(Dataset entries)
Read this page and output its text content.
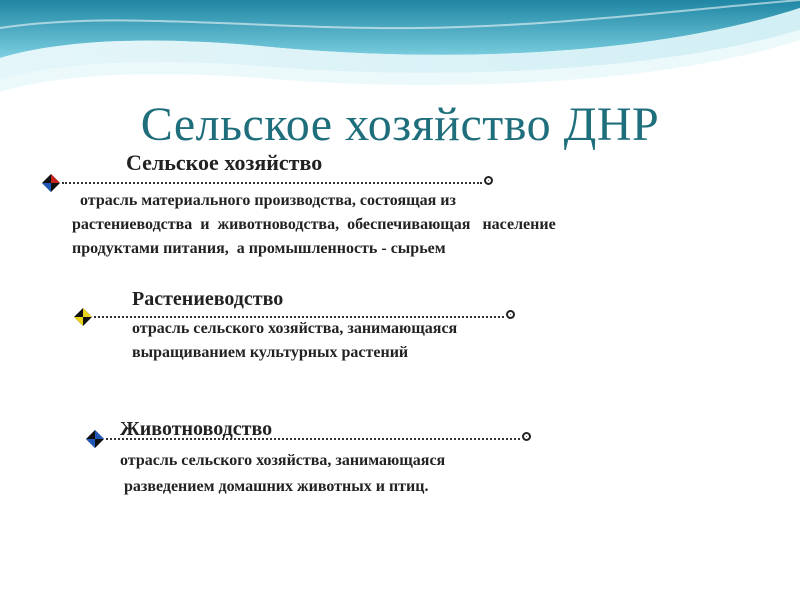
Сельское хозяйство ДНР
Сельское хозяйство
отрасль материального производства, состоящая из
растениеводства  и  животноводства,  обеспечивающая   население
продуктами питания,  а промышленность - сырьем
Растениеводство
отрасль сельского хозяйства, занимающаяся
выращиванием культурных растений
Животноводство
отрасль сельского хозяйства, занимающаяся
разведением домашних животных и птиц.
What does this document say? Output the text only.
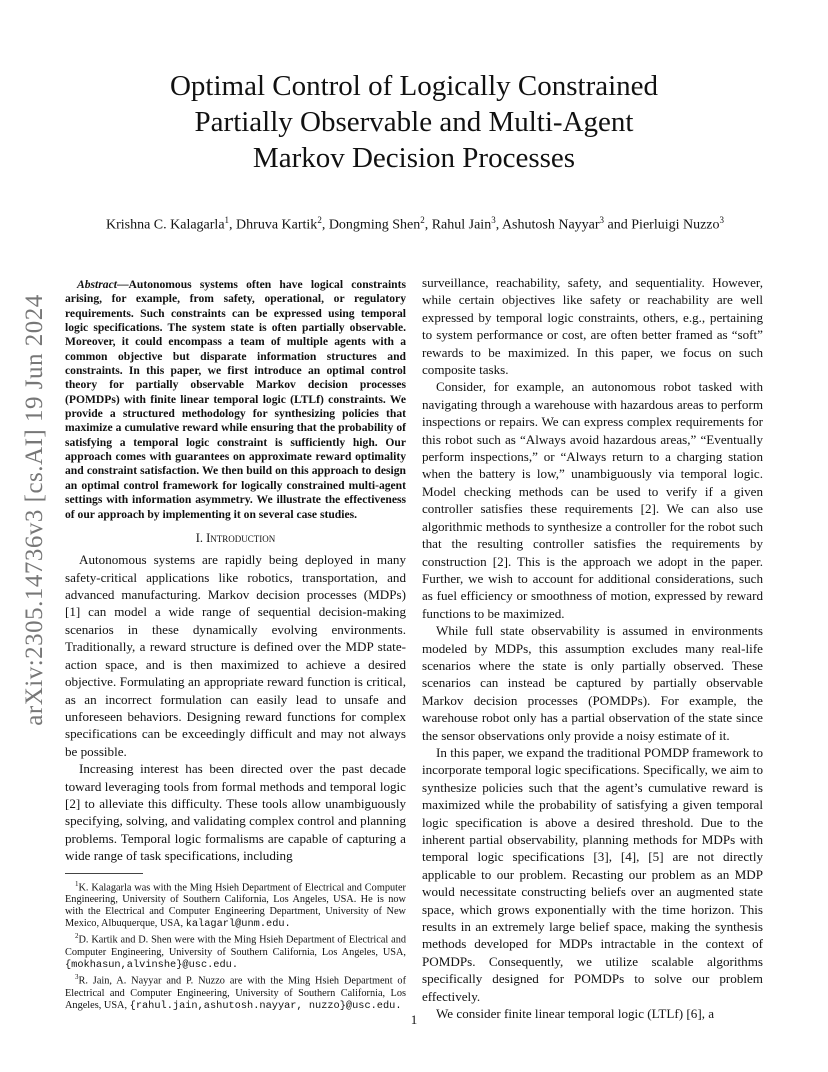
arXiv:2305.14736v3 [cs.AI] 19 Jun 2024
Optimal Control of Logically Constrained
Partially Observable and Multi-Agent
Markov Decision Processes
Krishna C. Kalagarla$^1$, Dhruva Kartik$^2$, Dongming Shen$^2$, Rahul Jain$^3$, Ashutosh Nayyar$^3$ and Pierluigi Nuzzo$^3$
Abstract—Autonomous systems often have logical constraints arising, for example, from safety, operational, or regulatory requirements. Such constraints can be expressed using temporal logic specifications. The system state is often partially observable. Moreover, it could encompass a team of multiple agents with a common objective but disparate information structures and constraints. In this paper, we first introduce an optimal control theory for partially observable Markov decision processes (POMDPs) with finite linear temporal logic (LTLf) constraints. We provide a structured methodology for synthesizing policies that maximize a cumulative reward while ensuring that the probability of satisfying a temporal logic constraint is sufficiently high. Our approach comes with guarantees on approximate reward optimality and constraint satisfaction. We then build on this approach to design an optimal control framework for logically constrained multi-agent settings with information asymmetry. We illustrate the effectiveness of our approach by implementing it on several case studies.
I. Introduction

Autonomous systems are rapidly being deployed in many safety-critical applications like robotics, transportation, and advanced manufacturing. Markov decision processes (MDPs) [1] can model a wide range of sequential decision-making scenarios in these dynamically evolving environments. Traditionally, a reward structure is defined over the MDP state-action space, and is then maximized to achieve a desired objective. Formulating an appropriate reward function is critical, as an incorrect formulation can easily lead to unsafe and unforeseen behaviors. Designing reward functions for complex specifications can be exceedingly difficult and may not always be possible.

Increasing interest has been directed over the past decade toward leveraging tools from formal methods and temporal logic [2] to alleviate this difficulty. These tools allow unambiguously specifying, solving, and validating complex control and planning problems. Temporal logic formalisms are capable of capturing a wide range of task specifications, including

$^1$K. Kalagarla was with the Ming Hsieh Department of Electrical and Computer Engineering, University of Southern California, Los Angeles, USA. He is now with the Electrical and Computer Engineering Department, University of New Mexico, Albuquerque, USA, kalagarl@unm.edu.

$^2$D. Kartik and D. Shen were with the Ming Hsieh Department of Electrical and Computer Engineering, University of Southern California, Los Angeles, USA, {mokhasun,alvinshe}@usc.edu.

$^3$R. Jain, A. Nayyar and P. Nuzzo are with the Ming Hsieh Department of Electrical and Computer Engineering, University of Southern California, Los Angeles, USA, {rahul.jain,ashutosh.nayyar, nuzzo}@usc.edu.

surveillance, reachability, safety, and sequentiality. However, while certain objectives like safety or reachability are well expressed by temporal logic constraints, others, e.g., pertaining to system performance or cost, are often better framed as “soft” rewards to be maximized. In this paper, we focus on such composite tasks.

Consider, for example, an autonomous robot tasked with navigating through a warehouse with hazardous areas to perform inspections or repairs. We can express complex requirements for this robot such as “Always avoid hazardous areas,” “Eventually perform inspections,” or “Always return to a charging station when the battery is low,” unambiguously via temporal logic. Model checking methods can be used to verify if a given controller satisfies these requirements [2]. We can also use algorithmic methods to synthesize a controller for the robot such that the resulting controller satisfies the requirements by construction [2]. This is the approach we adopt in the paper. Further, we wish to account for additional considerations, such as fuel efficiency or smoothness of motion, expressed by reward functions to be maximized.

While full state observability is assumed in environments modeled by MDPs, this assumption excludes many real-life scenarios where the state is only partially observed. These scenarios can instead be captured by partially observable Markov decision processes (POMDPs). For example, the warehouse robot only has a partial observation of the state since the sensor observations only provide a noisy estimate of it.

In this paper, we expand the traditional POMDP framework to incorporate temporal logic specifications. Specifically, we aim to synthesize policies such that the agent’s cumulative reward is maximized while the probability of satisfying a given temporal logic specification is above a desired threshold. Due to the inherent partial observability, planning methods for MDPs with temporal logic specifications [3], [4], [5] are not directly applicable to our problem. Recasting our problem as an MDP would necessitate constructing beliefs over an augmented state space, which grows exponentially with the time horizon. This results in an extremely large belief space, making the synthesis methods developed for MDPs intractable in the context of POMDPs. Consequently, we utilize scalable algorithms specifically designed for POMDPs to solve our problem effectively.

We consider finite linear temporal logic (LTLf) [6], a

1
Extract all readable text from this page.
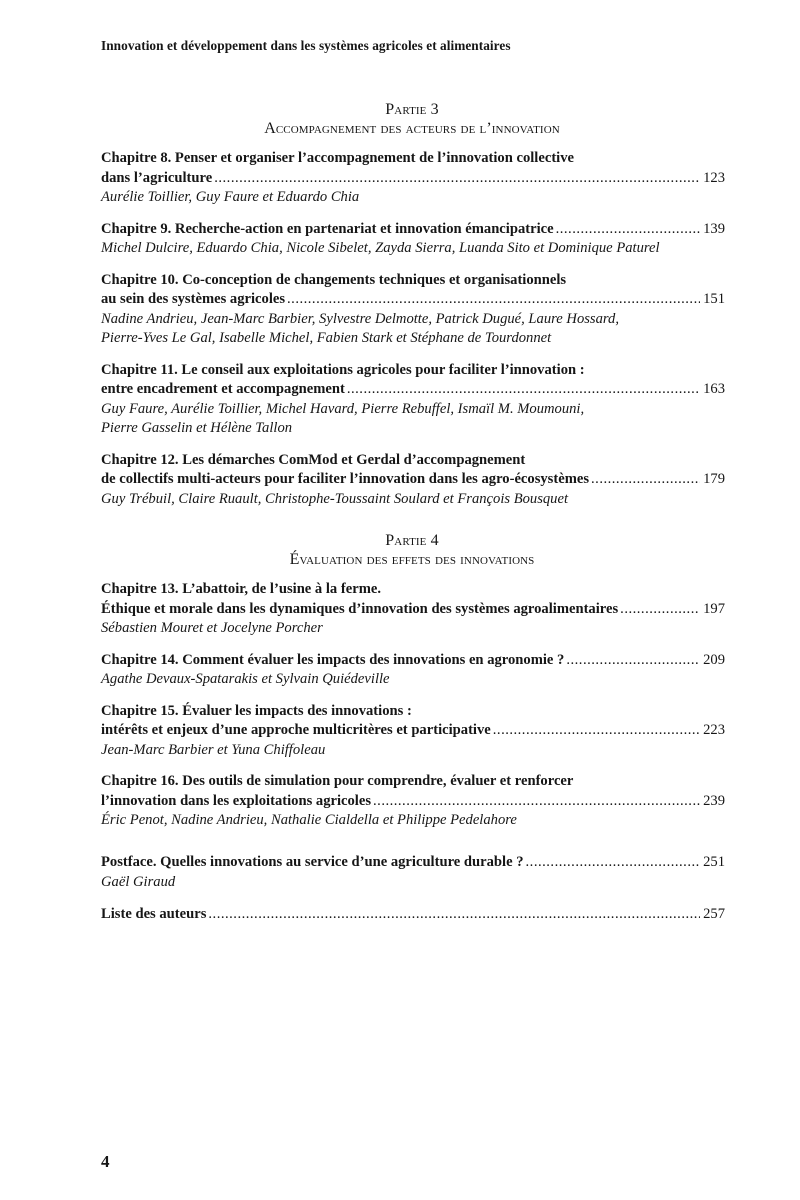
Innovation et développement dans les systèmes agricoles et alimentaires
Partie 3
Accompagnement des acteurs de l’innovation
Chapitre 8. Penser et organiser l’accompagnement de l’innovation collective
dans l’agriculture .....	123
Aurélie Toillier, Guy Faure et Eduardo Chia
Chapitre 9. Recherche-action en partenariat et innovation émancipatrice .....	139
Michel Dulcire, Eduardo Chia, Nicole Sibelet, Zayda Sierra, Luanda Sito et Dominique Paturel
Chapitre 10. Co-conception de changements techniques et organisationnels
au sein des systèmes agricoles .....	151
Nadine Andrieu, Jean-Marc Barbier, Sylvestre Delmotte, Patrick Dugué, Laure Hossard,
Pierre-Yves Le Gal, Isabelle Michel, Fabien Stark et Stéphane de Tourdonnet
Chapitre 11. Le conseil aux exploitations agricoles pour faciliter l’innovation :
entre encadrement et accompagnement .....	163
Guy Faure, Aurélie Toillier, Michel Havard, Pierre Rebuffel, Ismaïl M. Moumouni,
Pierre Gasselin et Hélène Tallon
Chapitre 12. Les démarches ComMod et Gerdal d’accompagnement
de collectifs multi-acteurs pour faciliter l’innovation dans les agro-écosystèmes .....	179
Guy Trébuil, Claire Ruault, Christophe-Toussaint Soulard et François Bousquet
Partie 4
Évaluation des effets des innovations
Chapitre 13. L’abattoir, de l’usine à la ferme.
Éthique et morale dans les dynamiques d’innovation des systèmes agroalimentaires .....	197
Sébastien Mouret et Jocelyne Porcher
Chapitre 14. Comment évaluer les impacts des innovations en agronomie ? .....	209
Agathe Devaux-Spatarakis et Sylvain Quiédeville
Chapitre 15. Évaluer les impacts des innovations :
intérêts et enjeux d’une approche multicritères et participative .....	223
Jean-Marc Barbier et Yuna Chiffoleau
Chapitre 16. Des outils de simulation pour comprendre, évaluer et renforcer
l’innovation dans les exploitations agricoles .....	239
Éric Penot, Nadine Andrieu, Nathalie Cialdella et Philippe Pedelahore
Postface. Quelles innovations au service d’une agriculture durable ? .....	251
Gaël Giraud
Liste des auteurs .....	257
4
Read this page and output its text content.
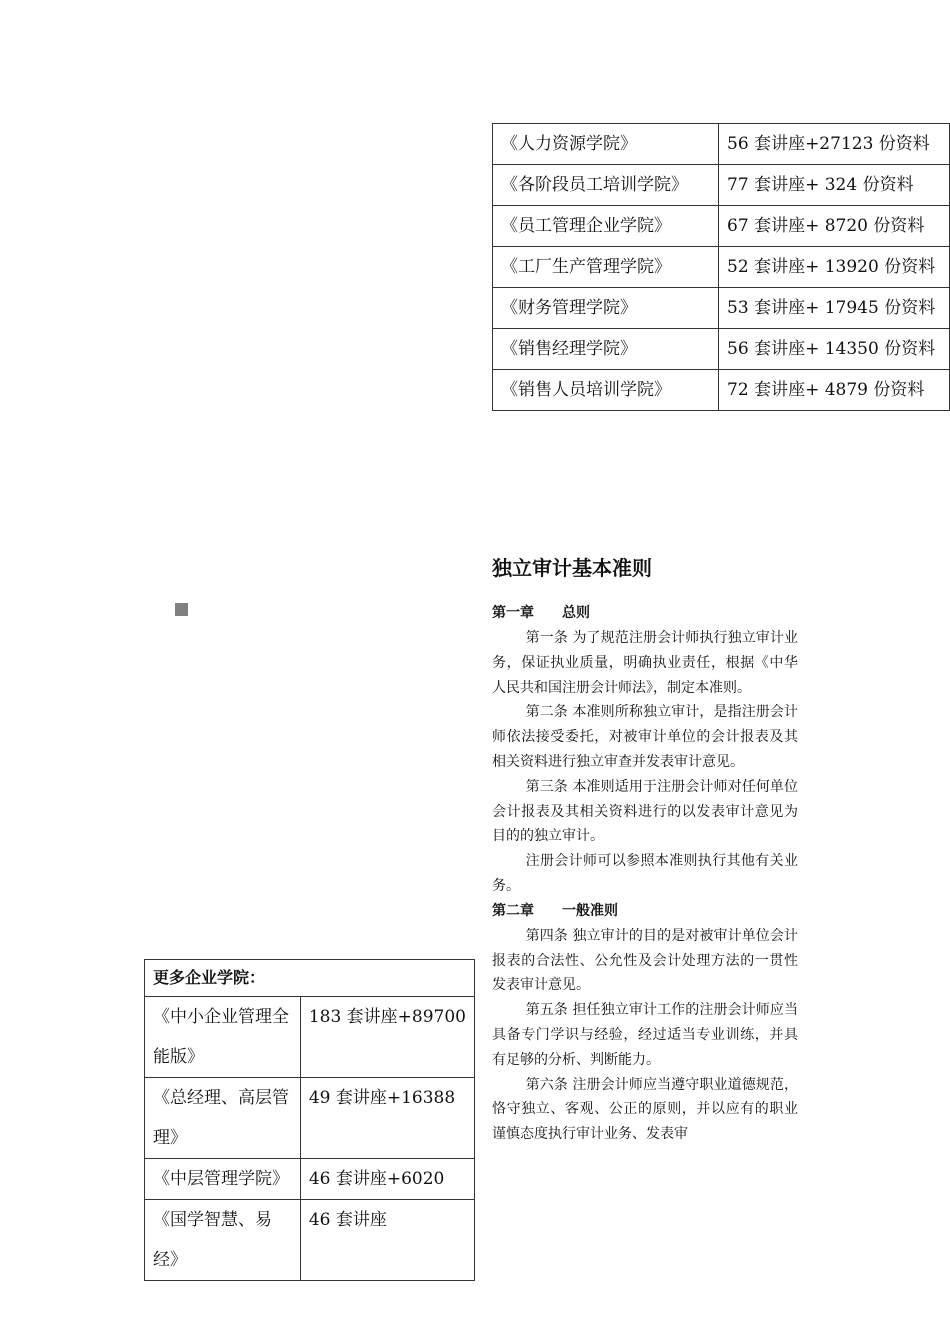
《人力资源学院》	56 套讲座+27123 份资料
《各阶段员工培训学院》	77 套讲座+ 324 份资料
《员工管理企业学院》	67 套讲座+ 8720 份资料
《工厂生产管理学院》	52 套讲座+ 13920 份资料
《财务管理学院》	53 套讲座+ 17945 份资料
《销售经理学院》	56 套讲座+ 14350 份资料
《销售人员培训学院》	72 套讲座+ 4879 份资料
更多企业学院：	
《中小企业管理全能版》	183 套讲座+89700
《总经理、高层管理》	49 套讲座+16388
《中层管理学院》	46 套讲座+6020
《国学智慧、易经》	46 套讲座
独立审计基本准则
第一章 总则

第一条 为了规范注册会计师执行独立审计业务，保证执业质量，明确执业责任，根据《中华人民共和国注册会计师法》，制定本准则。

第二条 本准则所称独立审计，是指注册会计师依法接受委托，对被审计单位的会计报表及其相关资料进行独立审查并发表审计意见。

第三条 本准则适用于注册会计师对任何单位会计报表及其相关资料进行的以发表审计意见为目的的独立审计。

注册会计师可以参照本准则执行其他有关业务。

第二章 一般准则

第四条 独立审计的目的是对被审计单位会计报表的合法性、公允性及会计处理方法的一贯性发表审计意见。

第五条 担任独立审计工作的注册会计师应当具备专门学识与经验，经过适当专业训练，并具有足够的分析、判断能力。

第六条 注册会计师应当遵守职业道德规范，恪守独立、客观、公正的原则，并以应有的职业谨慎态度执行审计业务、发表审
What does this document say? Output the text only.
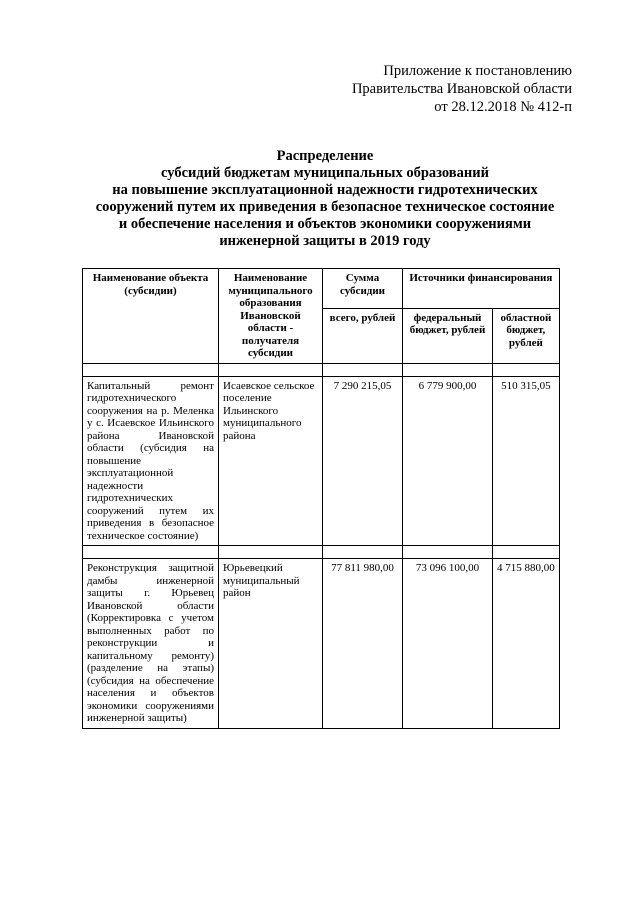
Приложение к постановлению
Правительства Ивановской области
от 28.12.2018 № 412-п
Распределение
субсидий бюджетам муниципальных образований
на повышение эксплуатационной надежности гидротехнических
сооружений путем их приведения в безопасное техническое состояние
и обеспечение населения и объектов экономики сооружениями
инженерной защиты в 2019 году
Наименование объекта (субсидии)	Наименование муниципального образования Ивановской области - получателя субсидии	Сумма субсидии	Источники финансирования	
		всего, рублей	федеральный бюджет, рублей	областной бюджет, рублей

Капитальный ремонт гидротехнического сооружения на р. Меленка у с. Исаевское Ильинского района Ивановской области (субсидия на повышение эксплуатационной надежности гидротехнических сооружений путем их приведения в безопасное техническое состояние)	Исаевское сельское поселение Ильинского муниципального района	7 290 215,05	6 779 900,00	510 315,05

Реконструкция защитной дамбы инженерной защиты г. Юрьевец Ивановской области (Корректировка с учетом выполненных работ по реконструкции и капитальному ремонту) (разделение на этапы) (субсидия на обеспечение населения и объектов экономики сооружениями инженерной защиты)	Юрьевецкий муниципальный район	77 811 980,00	73 096 100,00	4 715 880,00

WHAT YOU WILL DO – Select from the material above each line in which the string "Barbier" appears, and list those lines.

SOLUTION –
Nadine Andrieu, Jean-Marc Barbier, Sylvestre Delmotte, Patrick Dugué, Laure Hossard,
Jean-Marc Barbier et Yuna Chiffoleau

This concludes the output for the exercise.